Input data =

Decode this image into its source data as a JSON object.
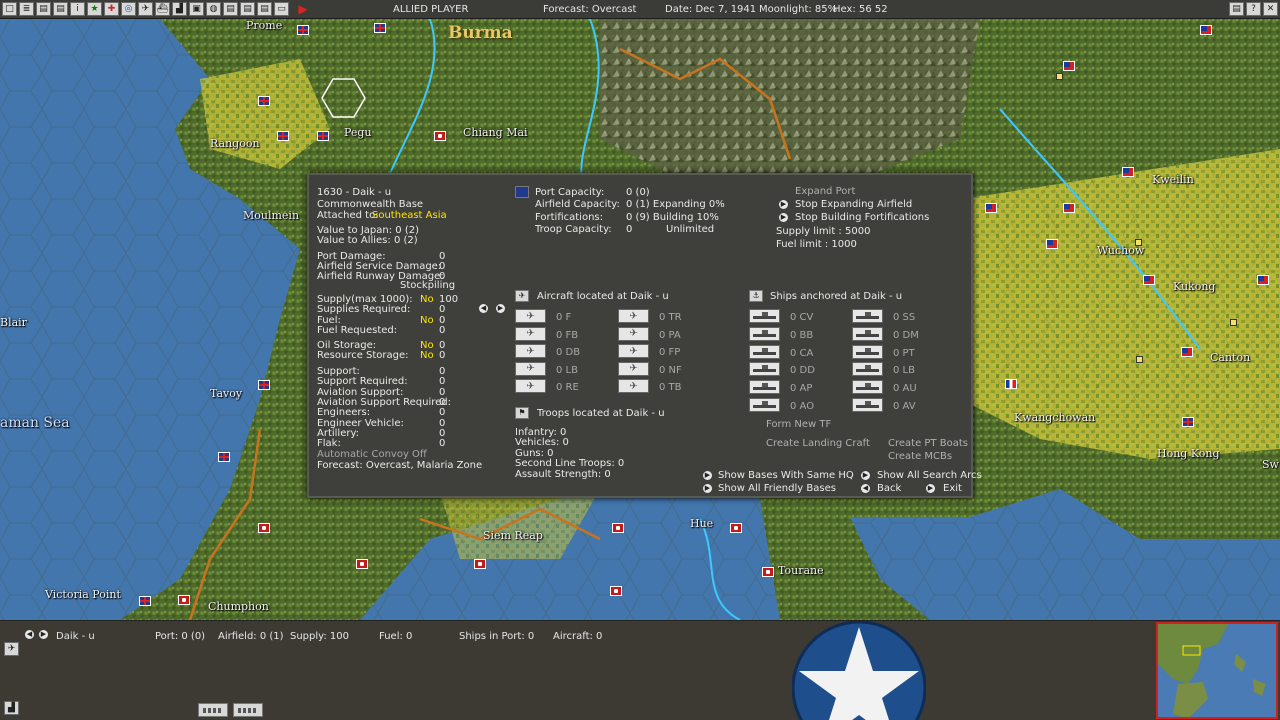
{
  "topbar": {
    "player": "ALLIED PLAYER",
    "forecast": "Forecast: Overcast",
    "date": "Date: Dec 7, 1941",
    "moonlight": "Moonlight: 85%",
    "hex": "Hex: 56 52",
    "icons": [
      "square-icon",
      "list-icon",
      "report-icon",
      "report-icon",
      "info-icon",
      "star-icon",
      "cross-icon",
      "target-icon",
      "aircraft-icon",
      "ship-icon",
      "unit-icon",
      "base-icon",
      "globe-icon",
      "report-icon",
      "report-icon",
      "report-icon",
      "screen-icon"
    ]
  },
  "map": {
    "region_label": "Burma",
    "towns": [
      "Prome",
      "Rangoon",
      "Pegu",
      "Moulmein",
      "Chiang Mai",
      "Blair",
      "Tavoy",
      "aman Sea",
      "Victoria Point",
      "Chumphon",
      "Siem Reap",
      "Hue",
      "Tourane",
      "Kweilin",
      "Wuchow",
      "Kukong",
      "Kwangchowan",
      "Canton",
      "Hong Kong",
      "Sw"
    ]
  },
  "base": {
    "title": "1630 - Daik - u",
    "type": "Commonwealth Base",
    "attached_label": "Attached to:",
    "attached_value": "Southeast Asia",
    "value_japan": "Value to Japan:  0 (2)",
    "value_allies": "Value to Allies:  0 (2)",
    "damage": [
      {
        "label": "Port Damage:",
        "value": "0"
      },
      {
        "label": "Airfield Service Damage:",
        "value": "0"
      },
      {
        "label": "Airfield Runway Damage:",
        "value": "0"
      }
    ],
    "stockpiling": "Stockpiling",
    "supply": [
      {
        "label": "Supply(max 1000):",
        "flag": "No",
        "value": "100"
      },
      {
        "label": "Supplies Required:",
        "flag": "",
        "value": "0"
      },
      {
        "label": "Fuel:",
        "flag": "No",
        "value": "0"
      },
      {
        "label": "Fuel Requested:",
        "flag": "",
        "value": "0"
      },
      {
        "label": "Oil Storage:",
        "flag": "No",
        "value": "0"
      },
      {
        "label": "Resource Storage:",
        "flag": "No",
        "value": "0"
      }
    ],
    "support": [
      {
        "label": "Support:",
        "value": "0"
      },
      {
        "label": "Support Required:",
        "value": "0"
      },
      {
        "label": "Aviation Support:",
        "value": "0"
      },
      {
        "label": "Aviation Support Required:",
        "value": "0"
      },
      {
        "label": "Engineers:",
        "value": "0"
      },
      {
        "label": "Engineer Vehicle:",
        "value": "0"
      },
      {
        "label": "Artillery:",
        "value": "0"
      },
      {
        "label": "Flak:",
        "value": "0"
      }
    ],
    "convoy": "Automatic Convoy Off",
    "forecast": "Forecast: Overcast, Malaria Zone",
    "capacity": [
      {
        "label": "Port Capacity:",
        "value": "0 (0)",
        "extra": ""
      },
      {
        "label": "Airfield Capacity:",
        "value": "0 (1) Expanding 0%",
        "extra": ""
      },
      {
        "label": "Fortifications:",
        "value": "0 (9) Building 10%",
        "extra": ""
      },
      {
        "label": "Troop Capacity:",
        "value": "0",
        "extra": "Unlimited"
      }
    ],
    "actions": {
      "expand_port": "Expand Port",
      "stop_expanding": "Stop Expanding Airfield",
      "stop_building": "Stop Building Fortifications",
      "supply_limit": "Supply limit : 5000",
      "fuel_limit": "Fuel limit : 1000"
    },
    "aircraft_header": "Aircraft located at Daik - u",
    "aircraft_left": [
      "0 F",
      "0 FB",
      "0 DB",
      "0 LB",
      "0 RE"
    ],
    "aircraft_right": [
      "0 TR",
      "0 PA",
      "0 FP",
      "0 NF",
      "0 TB"
    ],
    "ships_header": "Ships anchored at Daik - u",
    "ships_left": [
      "0 CV",
      "0 BB",
      "0 CA",
      "0 DD",
      "0 AP",
      "0 AO"
    ],
    "ships_right": [
      "0 SS",
      "0 DM",
      "0 PT",
      "0 LB",
      "0 AU",
      "0 AV"
    ],
    "troops_header": "Troops located at Daik - u",
    "troops": [
      "Infantry: 0",
      "Vehicles: 0",
      "Guns: 0",
      "Second Line Troops: 0",
      "Assault Strength: 0"
    ],
    "buttons": {
      "form_tf": "Form New TF",
      "landing_craft": "Create Landing Craft",
      "pt_boats": "Create PT Boats",
      "mcbs": "Create MCBs",
      "same_hq": "Show Bases With Same HQ",
      "search_arcs": "Show All Search Arcs",
      "friendly_bases": "Show All Friendly Bases",
      "back": "Back",
      "exit": "Exit"
    }
  },
  "bottombar": {
    "base_name": "Daik - u",
    "port": "Port: 0 (0)",
    "airfield": "Airfield: 0 (1)",
    "supply": "Supply: 100",
    "fuel": "Fuel: 0",
    "ships": "Ships in Port: 0",
    "aircraft": "Aircraft: 0"
  }
}
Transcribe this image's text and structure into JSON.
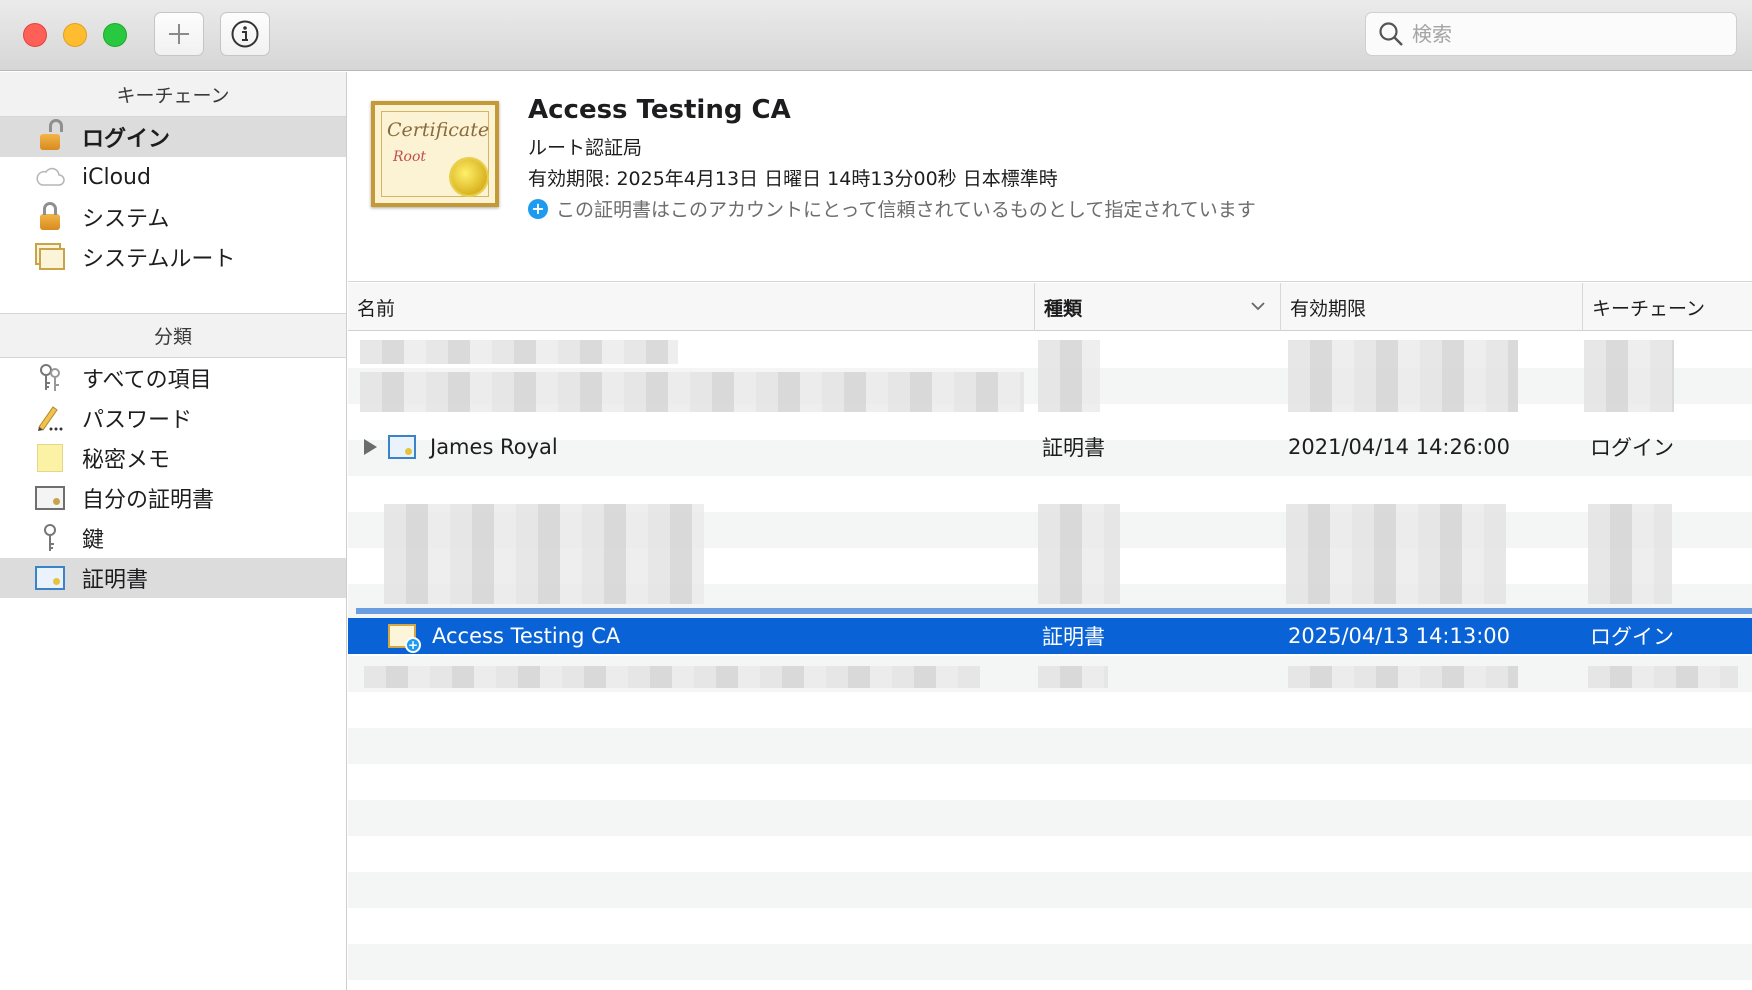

Exercise brief = Within the data above, pick out all lines holding the word "Create".

Solved problem =
      "landing_craft": "Create Landing Craft",
      "pt_boats": "Create PT Boats",
      "mcbs": "Create MCBs",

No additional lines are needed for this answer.